- _PROVIDED DATA_:
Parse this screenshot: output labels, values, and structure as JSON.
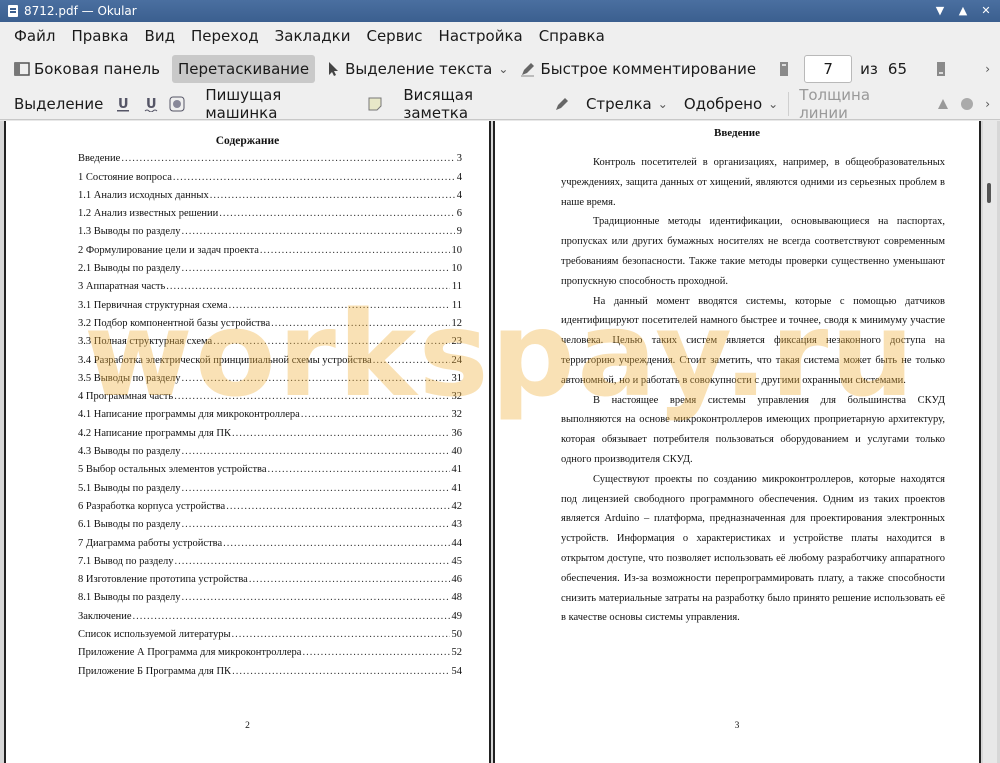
{
  "window": {
    "title": "8712.pdf  — Okular"
  },
  "menu": [
    "Файл",
    "Правка",
    "Вид",
    "Переход",
    "Закладки",
    "Сервис",
    "Настройка",
    "Справка"
  ],
  "toolbar1": {
    "sidebar": "Боковая панель",
    "drag": "Перетаскивание",
    "text_select": "Выделение текста",
    "quick_comment": "Быстрое комментирование",
    "page_current": "7",
    "page_of": "из",
    "page_total": "65"
  },
  "toolbar2": {
    "selection": "Выделение",
    "typewriter": "Пишущая машинка",
    "note": "Висящая заметка",
    "arrow": "Стрелка",
    "approved": "Одобрено",
    "line_width": "Толщина линии"
  },
  "left_page": {
    "title": "Содержание",
    "toc": [
      {
        "t": "Введение",
        "p": "3"
      },
      {
        "t": "1 Состояние вопроса",
        "p": "4"
      },
      {
        "t": "1.1 Анализ исходных данных",
        "p": "4"
      },
      {
        "t": "1.2 Анализ известных решении",
        "p": "6"
      },
      {
        "t": "1.3 Выводы по разделу",
        "p": "9"
      },
      {
        "t": "2 Формулирование цели и задач проекта",
        "p": "10"
      },
      {
        "t": "2.1 Выводы по разделу",
        "p": "10"
      },
      {
        "t": "3 Аппаратная часть",
        "p": "11"
      },
      {
        "t": "3.1 Первичная структурная схема",
        "p": "11"
      },
      {
        "t": "3.2 Подбор компонентной базы устройства",
        "p": "12"
      },
      {
        "t": "3.3 Полная структурная схема",
        "p": "23"
      },
      {
        "t": "3.4 Разработка электрической принципиальной схемы устройства",
        "p": "24"
      },
      {
        "t": "3.5 Выводы по разделу",
        "p": "31"
      },
      {
        "t": "4 Программная часть",
        "p": "32"
      },
      {
        "t": "4.1 Написание программы для микроконтроллера",
        "p": "32"
      },
      {
        "t": "4.2 Написание программы для ПК",
        "p": "36"
      },
      {
        "t": "4.3 Выводы по разделу",
        "p": "40"
      },
      {
        "t": "5 Выбор остальных элементов устройства",
        "p": "41"
      },
      {
        "t": "5.1 Выводы по разделу",
        "p": "41"
      },
      {
        "t": "6 Разработка корпуса устройства",
        "p": "42"
      },
      {
        "t": "6.1 Выводы по разделу",
        "p": "43"
      },
      {
        "t": "7 Диаграмма работы устройства",
        "p": "44"
      },
      {
        "t": "7.1 Вывод по разделу",
        "p": "45"
      },
      {
        "t": "8 Изготовление прототипа устройства",
        "p": "46"
      },
      {
        "t": "8.1 Выводы по разделу",
        "p": "48"
      },
      {
        "t": "Заключение",
        "p": "49"
      },
      {
        "t": "Список используемой литературы",
        "p": "50"
      },
      {
        "t": "Приложение А Программа для микроконтроллера",
        "p": "52"
      },
      {
        "t": "Приложение Б Программа для ПК",
        "p": "54"
      }
    ],
    "page_number": "2"
  },
  "right_page": {
    "title": "Введение",
    "paragraphs": [
      "Контроль посетителей в организациях, например, в общеобразовательных учреждениях, защита данных от хищений, являются одними из серьезных проблем в наше время.",
      "Традиционные методы идентификации, основывающиеся на паспортах, пропусках или других бумажных носителях не всегда соответствуют современным требованиям безопасности. Также такие методы проверки существенно уменьшают пропускную способность проходной.",
      "На данный момент вводятся системы, которые с помощью датчиков идентифицируют посетителей намного быстрее и точнее, сводя к минимуму участие человека. Целью таких систем является фиксация незаконного доступа на территорию учреждения. Стоит заметить, что такая система может быть не только автономной, но и работать в совокупности с другими охранными системами.",
      "В настоящее время системы управления для большинства СКУД выполняются на основе микроконтроллеров имеющих проприетарную архитектуру, которая обязывает потребителя пользоваться оборудованием и услугами только одного производителя СКУД.",
      "Существуют проекты по созданию микроконтроллеров, которые находятся под лицензией свободного программного обеспечения. Одним из таких проектов является Arduino – платформа, предназначенная для проектирования электронных устройств. Информация о характеристиках и устройстве платы находится в открытом доступе, что позволяет использовать её любому разработчику аппаратного обеспечения. Из-за возможности перепрограммировать плату, а также способности снизить материальные затраты на разработку было принято решение использовать её в качестве основы системы управления."
    ],
    "page_number": "3"
  },
  "watermark": "workspay.ru",
  "icons": {
    "app": "okular-icon",
    "minimize": "chevron-down-icon",
    "maximize": "chevron-up-icon",
    "close": "close-icon"
  }
}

- _EXERCISE DESCRIPTION_: What is the number of lines that hold the string "микроконтроллеров"? Reply with that number alone.

- _ANSWER BELOW_: 2